** WHAT IS BEING ASKED **
Write out all of the entries exactly as given.
[start PROVIDED INFORMATION]
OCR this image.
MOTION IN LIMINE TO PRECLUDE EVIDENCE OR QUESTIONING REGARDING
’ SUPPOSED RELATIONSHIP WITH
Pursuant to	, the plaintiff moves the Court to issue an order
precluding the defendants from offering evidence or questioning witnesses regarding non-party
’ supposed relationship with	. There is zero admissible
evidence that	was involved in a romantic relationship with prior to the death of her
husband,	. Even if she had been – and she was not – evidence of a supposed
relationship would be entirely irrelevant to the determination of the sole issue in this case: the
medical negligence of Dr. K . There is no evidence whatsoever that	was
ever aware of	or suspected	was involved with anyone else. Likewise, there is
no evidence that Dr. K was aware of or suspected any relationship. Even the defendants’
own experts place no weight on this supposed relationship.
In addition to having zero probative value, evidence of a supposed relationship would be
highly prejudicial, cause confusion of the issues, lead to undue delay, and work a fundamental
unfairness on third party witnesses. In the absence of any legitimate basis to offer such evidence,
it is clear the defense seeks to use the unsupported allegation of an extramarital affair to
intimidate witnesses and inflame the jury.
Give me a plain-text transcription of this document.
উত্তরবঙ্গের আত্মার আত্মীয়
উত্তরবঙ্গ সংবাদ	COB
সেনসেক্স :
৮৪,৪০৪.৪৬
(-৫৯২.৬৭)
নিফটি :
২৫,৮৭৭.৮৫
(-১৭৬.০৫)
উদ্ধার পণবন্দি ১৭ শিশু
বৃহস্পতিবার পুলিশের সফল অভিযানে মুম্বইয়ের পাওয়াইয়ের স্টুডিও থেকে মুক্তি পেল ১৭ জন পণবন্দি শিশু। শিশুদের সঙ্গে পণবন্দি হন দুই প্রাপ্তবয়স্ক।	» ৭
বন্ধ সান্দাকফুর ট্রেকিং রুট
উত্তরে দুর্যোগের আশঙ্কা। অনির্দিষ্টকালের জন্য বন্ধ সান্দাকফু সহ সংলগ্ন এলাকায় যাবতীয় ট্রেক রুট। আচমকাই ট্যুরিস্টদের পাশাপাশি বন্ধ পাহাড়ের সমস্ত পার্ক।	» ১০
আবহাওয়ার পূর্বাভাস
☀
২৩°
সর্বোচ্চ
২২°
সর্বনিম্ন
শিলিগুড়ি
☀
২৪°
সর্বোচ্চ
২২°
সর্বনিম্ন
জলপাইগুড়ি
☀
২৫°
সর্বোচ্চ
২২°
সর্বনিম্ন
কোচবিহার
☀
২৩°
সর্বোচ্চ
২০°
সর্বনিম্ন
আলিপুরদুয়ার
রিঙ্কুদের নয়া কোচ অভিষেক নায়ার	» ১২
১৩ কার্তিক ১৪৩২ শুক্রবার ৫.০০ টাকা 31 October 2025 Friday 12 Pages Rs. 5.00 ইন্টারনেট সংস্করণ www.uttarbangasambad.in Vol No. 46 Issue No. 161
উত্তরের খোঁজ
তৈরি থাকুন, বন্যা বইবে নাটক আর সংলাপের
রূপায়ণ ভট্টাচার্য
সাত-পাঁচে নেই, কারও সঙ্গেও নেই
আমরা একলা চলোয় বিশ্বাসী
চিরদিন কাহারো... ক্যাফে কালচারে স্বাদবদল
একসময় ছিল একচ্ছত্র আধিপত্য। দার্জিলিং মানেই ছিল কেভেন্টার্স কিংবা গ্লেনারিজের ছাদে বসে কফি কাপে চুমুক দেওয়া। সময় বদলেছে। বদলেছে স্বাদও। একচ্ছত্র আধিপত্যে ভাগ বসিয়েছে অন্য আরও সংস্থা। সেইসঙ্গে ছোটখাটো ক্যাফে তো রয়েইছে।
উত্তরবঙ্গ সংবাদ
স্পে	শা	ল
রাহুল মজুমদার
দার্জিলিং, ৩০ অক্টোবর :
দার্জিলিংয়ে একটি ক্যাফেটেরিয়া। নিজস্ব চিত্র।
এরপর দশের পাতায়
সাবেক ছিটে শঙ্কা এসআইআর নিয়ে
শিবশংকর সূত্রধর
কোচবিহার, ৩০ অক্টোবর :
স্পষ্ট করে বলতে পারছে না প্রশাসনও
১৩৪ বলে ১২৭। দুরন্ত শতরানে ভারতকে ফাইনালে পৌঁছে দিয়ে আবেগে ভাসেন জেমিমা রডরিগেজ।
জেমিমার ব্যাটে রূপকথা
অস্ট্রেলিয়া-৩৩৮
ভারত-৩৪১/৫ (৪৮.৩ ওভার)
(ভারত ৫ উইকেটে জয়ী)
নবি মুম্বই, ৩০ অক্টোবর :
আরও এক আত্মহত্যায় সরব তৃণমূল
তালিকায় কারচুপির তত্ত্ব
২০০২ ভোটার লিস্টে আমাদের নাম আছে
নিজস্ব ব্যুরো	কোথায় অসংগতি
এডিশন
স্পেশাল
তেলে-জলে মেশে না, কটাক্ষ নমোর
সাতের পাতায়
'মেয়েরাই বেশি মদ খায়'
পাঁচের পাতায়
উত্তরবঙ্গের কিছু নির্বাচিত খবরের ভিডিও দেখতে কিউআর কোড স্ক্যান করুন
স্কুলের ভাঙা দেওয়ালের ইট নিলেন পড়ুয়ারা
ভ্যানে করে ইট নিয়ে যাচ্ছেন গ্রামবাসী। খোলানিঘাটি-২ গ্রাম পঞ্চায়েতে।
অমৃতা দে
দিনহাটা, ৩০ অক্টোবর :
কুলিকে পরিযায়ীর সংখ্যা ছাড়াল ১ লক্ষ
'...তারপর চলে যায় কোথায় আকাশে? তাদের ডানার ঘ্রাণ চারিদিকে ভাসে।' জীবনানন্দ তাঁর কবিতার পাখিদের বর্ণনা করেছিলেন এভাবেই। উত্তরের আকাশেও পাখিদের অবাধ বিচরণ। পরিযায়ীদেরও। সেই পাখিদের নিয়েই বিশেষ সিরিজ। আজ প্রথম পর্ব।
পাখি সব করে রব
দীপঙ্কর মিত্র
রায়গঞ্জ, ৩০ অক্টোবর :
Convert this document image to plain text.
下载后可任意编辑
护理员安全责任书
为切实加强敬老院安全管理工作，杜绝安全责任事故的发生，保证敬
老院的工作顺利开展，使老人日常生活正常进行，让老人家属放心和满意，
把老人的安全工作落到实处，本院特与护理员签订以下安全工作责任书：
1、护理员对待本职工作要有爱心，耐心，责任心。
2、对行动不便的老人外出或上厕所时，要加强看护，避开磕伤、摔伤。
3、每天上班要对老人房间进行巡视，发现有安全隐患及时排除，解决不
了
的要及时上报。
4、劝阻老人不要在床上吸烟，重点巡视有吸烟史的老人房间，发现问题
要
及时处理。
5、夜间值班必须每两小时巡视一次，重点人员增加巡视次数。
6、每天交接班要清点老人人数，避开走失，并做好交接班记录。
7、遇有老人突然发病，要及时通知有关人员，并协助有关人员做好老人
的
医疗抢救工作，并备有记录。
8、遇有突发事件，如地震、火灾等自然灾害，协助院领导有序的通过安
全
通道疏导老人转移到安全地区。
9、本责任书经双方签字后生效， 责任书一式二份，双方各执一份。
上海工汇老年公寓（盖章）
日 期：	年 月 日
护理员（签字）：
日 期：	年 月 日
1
[end PROVIDED INFORMATION]
** WRITTEN REPLY **
OCR this image.
MOTION IN LIMINE TO PRECLUDE EVIDENCE OR QUESTIONING REGARDING
’ SUPPOSED RELATIONSHIP WITH
Pursuant to	, the plaintiff moves the Court to issue an order
precluding the defendants from offering evidence or questioning witnesses regarding non-party
’ supposed relationship with	. There is zero admissible
evidence that	was involved in a romantic relationship with prior to the death of her
husband,	. Even if she had been – and she was not – evidence of a supposed
relationship would be entirely irrelevant to the determination of the sole issue in this case: the
medical negligence of Dr. K . There is no evidence whatsoever that	was
ever aware of	or suspected	was involved with anyone else. Likewise, there is
no evidence that Dr. K was aware of or suspected any relationship. Even the defendants’
own experts place no weight on this supposed relationship.
In addition to having zero probative value, evidence of a supposed relationship would be
highly prejudicial, cause confusion of the issues, lead to undue delay, and work a fundamental
unfairness on third party witnesses. In the absence of any legitimate basis to offer such evidence,
it is clear the defense seeks to use the unsupported allegation of an extramarital affair to
intimidate witnesses and inflame the jury.
Give me a plain-text transcription of this document.
উত্তরবঙ্গের আত্মার আত্মীয়
উত্তরবঙ্গ সংবাদ	COB
সেনসেক্স :
৮৪,৪০৪.৪৬
(-৫৯২.৬৭)
নিফটি :
২৫,৮৭৭.৮৫
(-১৭৬.০৫)
উদ্ধার পণবন্দি ১৭ শিশু
বৃহস্পতিবার পুলিশের সফল অভিযানে মুম্বইয়ের পাওয়াইয়ের স্টুডিও থেকে মুক্তি পেল ১৭ জন পণবন্দি শিশু। শিশুদের সঙ্গে পণবন্দি হন দুই প্রাপ্তবয়স্ক।	» ৭
বন্ধ সান্দাকফুর ট্রেকিং রুট
উত্তরে দুর্যোগের আশঙ্কা। অনির্দিষ্টকালের জন্য বন্ধ সান্দাকফু সহ সংলগ্ন এলাকায় যাবতীয় ট্রেক রুট। আচমকাই ট্যুরিস্টদের পাশাপাশি বন্ধ পাহাড়ের সমস্ত পার্ক।	» ১০
আবহাওয়ার পূর্বাভাস
☀
২৩°
সর্বোচ্চ
২২°
সর্বনিম্ন
শিলিগুড়ি
☀
২৪°
সর্বোচ্চ
২২°
সর্বনিম্ন
জলপাইগুড়ি
☀
২৫°
সর্বোচ্চ
২২°
সর্বনিম্ন
কোচবিহার
☀
২৩°
সর্বোচ্চ
২০°
সর্বনিম্ন
আলিপুরদুয়ার
রিঙ্কুদের নয়া কোচ অভিষেক নায়ার	» ১২
১৩ কার্তিক ১৪৩২ শুক্রবার ৫.০০ টাকা 31 October 2025 Friday 12 Pages Rs. 5.00 ইন্টারনেট সংস্করণ www.uttarbangasambad.in Vol No. 46 Issue No. 161
উত্তরের খোঁজ
তৈরি থাকুন, বন্যা বইবে নাটক আর সংলাপের
রূপায়ণ ভট্টাচার্য
সাত-পাঁচে নেই, কারও সঙ্গেও নেই
আমরা একলা চলোয় বিশ্বাসী
চিরদিন কাহারো... ক্যাফে কালচারে স্বাদবদল
একসময় ছিল একচ্ছত্র আধিপত্য। দার্জিলিং মানেই ছিল কেভেন্টার্স কিংবা গ্লেনারিজের ছাদে বসে কফি কাপে চুমুক দেওয়া। সময় বদলেছে। বদলেছে স্বাদও। একচ্ছত্র আধিপত্যে ভাগ বসিয়েছে অন্য আরও সংস্থা। সেইসঙ্গে ছোটখাটো ক্যাফে তো রয়েইছে।
উত্তরবঙ্গ সংবাদ
স্পে	শা	ল
রাহুল মজুমদার
দার্জিলিং, ৩০ অক্টোবর :
দার্জিলিংয়ে একটি ক্যাফেটেরিয়া। নিজস্ব চিত্র।
এরপর দশের পাতায়
সাবেক ছিটে শঙ্কা এসআইআর নিয়ে
শিবশংকর সূত্রধর
কোচবিহার, ৩০ অক্টোবর :
স্পষ্ট করে বলতে পারছে না প্রশাসনও
১৩৪ বলে ১২৭। দুরন্ত শতরানে ভারতকে ফাইনালে পৌঁছে দিয়ে আবেগে ভাসেন জেমিমা রডরিগেজ।
জেমিমার ব্যাটে রূপকথা
অস্ট্রেলিয়া-৩৩৮
ভারত-৩৪১/৫ (৪৮.৩ ওভার)
(ভারত ৫ উইকেটে জয়ী)
নবি মুম্বই, ৩০ অক্টোবর :
আরও এক আত্মহত্যায় সরব তৃণমূল
তালিকায় কারচুপির তত্ত্ব
২০০২ ভোটার লিস্টে আমাদের নাম আছে
নিজস্ব ব্যুরো	কোথায় অসংগতি
এডিশন
স্পেশাল
তেলে-জলে মেশে না, কটাক্ষ নমোর
সাতের পাতায়
'মেয়েরাই বেশি মদ খায়'
পাঁচের পাতায়
উত্তরবঙ্গের কিছু নির্বাচিত খবরের ভিডিও দেখতে কিউআর কোড স্ক্যান করুন
স্কুলের ভাঙা দেওয়ালের ইট নিলেন পড়ুয়ারা
ভ্যানে করে ইট নিয়ে যাচ্ছেন গ্রামবাসী। খোলানিঘাটি-২ গ্রাম পঞ্চায়েতে।
অমৃতা দে
দিনহাটা, ৩০ অক্টোবর :
কুলিকে পরিযায়ীর সংখ্যা ছাড়াল ১ লক্ষ
'...তারপর চলে যায় কোথায় আকাশে? তাদের ডানার ঘ্রাণ চারিদিকে ভাসে।' জীবনানন্দ তাঁর কবিতার পাখিদের বর্ণনা করেছিলেন এভাবেই। উত্তরের আকাশেও পাখিদের অবাধ বিচরণ। পরিযায়ীদেরও। সেই পাখিদের নিয়েই বিশেষ সিরিজ। আজ প্রথম পর্ব।
পাখি সব করে রব
দীপঙ্কর মিত্র
রায়গঞ্জ, ৩০ অক্টোবর :
Convert this document image to plain text.
下载后可任意编辑
护理员安全责任书
为切实加强敬老院安全管理工作，杜绝安全责任事故的发生，保证敬
老院的工作顺利开展，使老人日常生活正常进行，让老人家属放心和满意，
把老人的安全工作落到实处，本院特与护理员签订以下安全工作责任书：
1、护理员对待本职工作要有爱心，耐心，责任心。
2、对行动不便的老人外出或上厕所时，要加强看护，避开磕伤、摔伤。
3、每天上班要对老人房间进行巡视，发现有安全隐患及时排除，解决不
了
的要及时上报。
4、劝阻老人不要在床上吸烟，重点巡视有吸烟史的老人房间，发现问题
要
及时处理。
5、夜间值班必须每两小时巡视一次，重点人员增加巡视次数。
6、每天交接班要清点老人人数，避开走失，并做好交接班记录。
7、遇有老人突然发病，要及时通知有关人员，并协助有关人员做好老人
的
医疗抢救工作，并备有记录。
8、遇有突发事件，如地震、火灾等自然灾害，协助院领导有序的通过安
全
通道疏导老人转移到安全地区。
9、本责任书经双方签字后生效， 责任书一式二份，双方各执一份。
上海工汇老年公寓（盖章）
日 期：	年 月 日
护理员（签字）：
日 期：	年 月 日
1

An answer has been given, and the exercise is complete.